[Requirement]: Without including any pictures, write out all the entries exactly.

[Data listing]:
== == ==
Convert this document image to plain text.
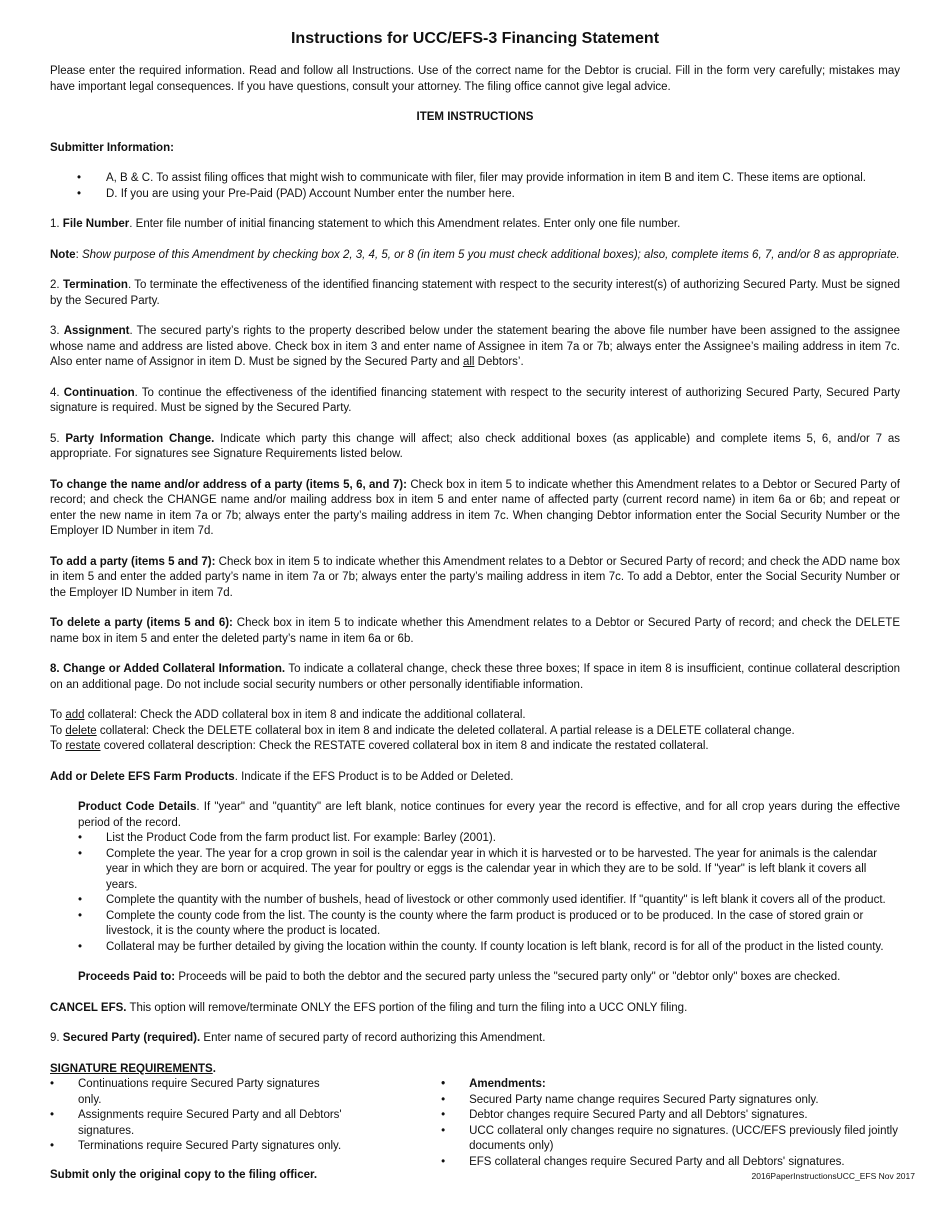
Instructions for UCC/EFS-3 Financing Statement

Please enter the required information. Read and follow all Instructions. Use of the correct name for the Debtor is crucial. Fill in the form very carefully; mistakes may have important legal consequences. If you have questions, consult your attorney. The filing office cannot give legal advice.

ITEM INSTRUCTIONS

Submitter Information:

• A, B & C. To assist filing offices that might wish to communicate with filer, filer may provide information in item B and item C. These items are optional.
• D. If you are using your Pre-Paid (PAD) Account Number enter the number here.

1. File Number. Enter file number of initial financing statement to which this Amendment relates. Enter only one file number.

Note: Show purpose of this Amendment by checking box 2, 3, 4, 5, or 8 (in item 5 you must check additional boxes); also, complete items 6, 7, and/or 8 as appropriate.

2. Termination. To terminate the effectiveness of the identified financing statement with respect to the security interest(s) of authorizing Secured Party. Must be signed by the Secured Party.

3. Assignment. The secured party’s rights to the property described below under the statement bearing the above file number have been assigned to the assignee whose name and address are listed above. Check box in item 3 and enter name of Assignee in item 7a or 7b; always enter the Assignee’s mailing address in item 7c. Also enter name of Assignor in item D. Must be signed by the Secured Party and all Debtors’.

4. Continuation. To continue the effectiveness of the identified financing statement with respect to the security interest of authorizing Secured Party, Secured Party signature is required. Must be signed by the Secured Party.

5. Party Information Change. Indicate which party this change will affect; also check additional boxes (as applicable) and complete items 5, 6, and/or 7 as appropriate. For signatures see Signature Requirements listed below.

To change the name and/or address of a party (items 5, 6, and 7): Check box in item 5 to indicate whether this Amendment relates to a Debtor or Secured Party of record; and check the CHANGE name and/or mailing address box in item 5 and enter name of affected party (current record name) in item 6a or 6b; and repeat or enter the new name in item 7a or 7b; always enter the party’s mailing address in item 7c. When changing Debtor information enter the Social Security Number or the Employer ID Number in item 7d.

To add a party (items 5 and 7): Check box in item 5 to indicate whether this Amendment relates to a Debtor or Secured Party of record; and check the ADD name box in item 5 and enter the added party’s name in item 7a or 7b; always enter the party’s mailing address in item 7c. To add a Debtor, enter the Social Security Number or the Employer ID Number in item 7d.

To delete a party (items 5 and 6): Check box in item 5 to indicate whether this Amendment relates to a Debtor or Secured Party of record; and check the DELETE name box in item 5 and enter the deleted party’s name in item 6a or 6b.

8. Change or Added Collateral Information. To indicate a collateral change, check these three boxes; If space in item 8 is insufficient, continue collateral description on an additional page. Do not include social security numbers or other personally identifiable information.

To add collateral: Check the ADD collateral box in item 8 and indicate the additional collateral.

To delete collateral: Check the DELETE collateral box in item 8 and indicate the deleted collateral. A partial release is a DELETE collateral change.

To restate covered collateral description: Check the RESTATE covered collateral box in item 8 and indicate the restated collateral.

Add or Delete EFS Farm Products. Indicate if the EFS Product is to be Added or Deleted.

Product Code Details. If "year" and "quantity" are left blank, notice continues for every year the record is effective, and for all crop years during the effective period of the record.

• List the Product Code from the farm product list. For example: Barley (2001).
• Complete the year. The year for a crop grown in soil is the calendar year in which it is harvested or to be harvested. The year for animals is the calendar year in which they are born or acquired. The year for poultry or eggs is the calendar year in which they are to be sold. If "year" is left blank it covers all years.
• Complete the quantity with the number of bushels, head of livestock or other commonly used identifier. If "quantity" is left blank it covers all of the product.
• Complete the county code from the list. The county is the county where the farm product is produced or to be produced. In the case of stored grain or livestock, it is the county where the product is located.
• Collateral may be further detailed by giving the location within the county. If county location is left blank, record is for all of the product in the listed county.

Proceeds Paid to: Proceeds will be paid to both the debtor and the secured party unless the "secured party only" or "debtor only" boxes are checked.

CANCEL EFS. This option will remove/terminate ONLY the EFS portion of the filing and turn the filing into a UCC ONLY filing.

9. Secured Party (required). Enter name of secured party of record authorizing this Amendment.

SIGNATURE REQUIREMENTS.

• Continuations require Secured Party signatures only.
• Assignments require Secured Party and all Debtors' signatures.
• Terminations require Secured Party signatures only.
• Amendments:
• Secured Party name change requires Secured Party signatures only.
• Debtor changes require Secured Party and all Debtors' signatures.
• UCC collateral only changes require no signatures. (UCC/EFS previously filed jointly documents only)
• EFS collateral changes require Secured Party and all Debtors' signatures.
Submit only the original copy to the filing officer.	2016PaperInstructionsUCC_EFS Nov 2017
== == ==
[Solution for this task]:
Convert this document image to plain text.
Instructions for UCC/EFS-3 Financing Statement

Please enter the required information. Read and follow all Instructions. Use of the correct name for the Debtor is crucial. Fill in the form very carefully; mistakes may have important legal consequences. If you have questions, consult your attorney. The filing office cannot give legal advice.

ITEM INSTRUCTIONS

Submitter Information:

• A, B & C. To assist filing offices that might wish to communicate with filer, filer may provide information in item B and item C. These items are optional.
• D. If you are using your Pre-Paid (PAD) Account Number enter the number here.

1. File Number. Enter file number of initial financing statement to which this Amendment relates. Enter only one file number.

Note: Show purpose of this Amendment by checking box 2, 3, 4, 5, or 8 (in item 5 you must check additional boxes); also, complete items 6, 7, and/or 8 as appropriate.

2. Termination. To terminate the effectiveness of the identified financing statement with respect to the security interest(s) of authorizing Secured Party. Must be signed by the Secured Party.

3. Assignment. The secured party’s rights to the property described below under the statement bearing the above file number have been assigned to the assignee whose name and address are listed above. Check box in item 3 and enter name of Assignee in item 7a or 7b; always enter the Assignee’s mailing address in item 7c. Also enter name of Assignor in item D. Must be signed by the Secured Party and all Debtors’.

4. Continuation. To continue the effectiveness of the identified financing statement with respect to the security interest of authorizing Secured Party, Secured Party signature is required. Must be signed by the Secured Party.

5. Party Information Change. Indicate which party this change will affect; also check additional boxes (as applicable) and complete items 5, 6, and/or 7 as appropriate. For signatures see Signature Requirements listed below.

To change the name and/or address of a party (items 5, 6, and 7): Check box in item 5 to indicate whether this Amendment relates to a Debtor or Secured Party of record; and check the CHANGE name and/or mailing address box in item 5 and enter name of affected party (current record name) in item 6a or 6b; and repeat or enter the new name in item 7a or 7b; always enter the party’s mailing address in item 7c. When changing Debtor information enter the Social Security Number or the Employer ID Number in item 7d.

To add a party (items 5 and 7): Check box in item 5 to indicate whether this Amendment relates to a Debtor or Secured Party of record; and check the ADD name box in item 5 and enter the added party’s name in item 7a or 7b; always enter the party’s mailing address in item 7c. To add a Debtor, enter the Social Security Number or the Employer ID Number in item 7d.

To delete a party (items 5 and 6): Check box in item 5 to indicate whether this Amendment relates to a Debtor or Secured Party of record; and check the DELETE name box in item 5 and enter the deleted party’s name in item 6a or 6b.

8. Change or Added Collateral Information. To indicate a collateral change, check these three boxes; If space in item 8 is insufficient, continue collateral description on an additional page. Do not include social security numbers or other personally identifiable information.

To add collateral: Check the ADD collateral box in item 8 and indicate the additional collateral.

To delete collateral: Check the DELETE collateral box in item 8 and indicate the deleted collateral. A partial release is a DELETE collateral change.

To restate covered collateral description: Check the RESTATE covered collateral box in item 8 and indicate the restated collateral.

Add or Delete EFS Farm Products. Indicate if the EFS Product is to be Added or Deleted.

Product Code Details. If "year" and "quantity" are left blank, notice continues for every year the record is effective, and for all crop years during the effective period of the record.

• List the Product Code from the farm product list. For example: Barley (2001).
• Complete the year. The year for a crop grown in soil is the calendar year in which it is harvested or to be harvested. The year for animals is the calendar year in which they are born or acquired. The year for poultry or eggs is the calendar year in which they are to be sold. If "year" is left blank it covers all years.
• Complete the quantity with the number of bushels, head of livestock or other commonly used identifier. If "quantity" is left blank it covers all of the product.
• Complete the county code from the list. The county is the county where the farm product is produced or to be produced. In the case of stored grain or livestock, it is the county where the product is located.
• Collateral may be further detailed by giving the location within the county. If county location is left blank, record is for all of the product in the listed county.

Proceeds Paid to: Proceeds will be paid to both the debtor and the secured party unless the "secured party only" or "debtor only" boxes are checked.

CANCEL EFS. This option will remove/terminate ONLY the EFS portion of the filing and turn the filing into a UCC ONLY filing.

9. Secured Party (required). Enter name of secured party of record authorizing this Amendment.

SIGNATURE REQUIREMENTS.

• Continuations require Secured Party signatures only.
• Assignments require Secured Party and all Debtors' signatures.
• Terminations require Secured Party signatures only.
• Amendments:
• Secured Party name change requires Secured Party signatures only.
• Debtor changes require Secured Party and all Debtors' signatures.
• UCC collateral only changes require no signatures. (UCC/EFS previously filed jointly documents only)
• EFS collateral changes require Secured Party and all Debtors' signatures.
Submit only the original copy to the filing officer.	2016PaperInstructionsUCC_EFS Nov 2017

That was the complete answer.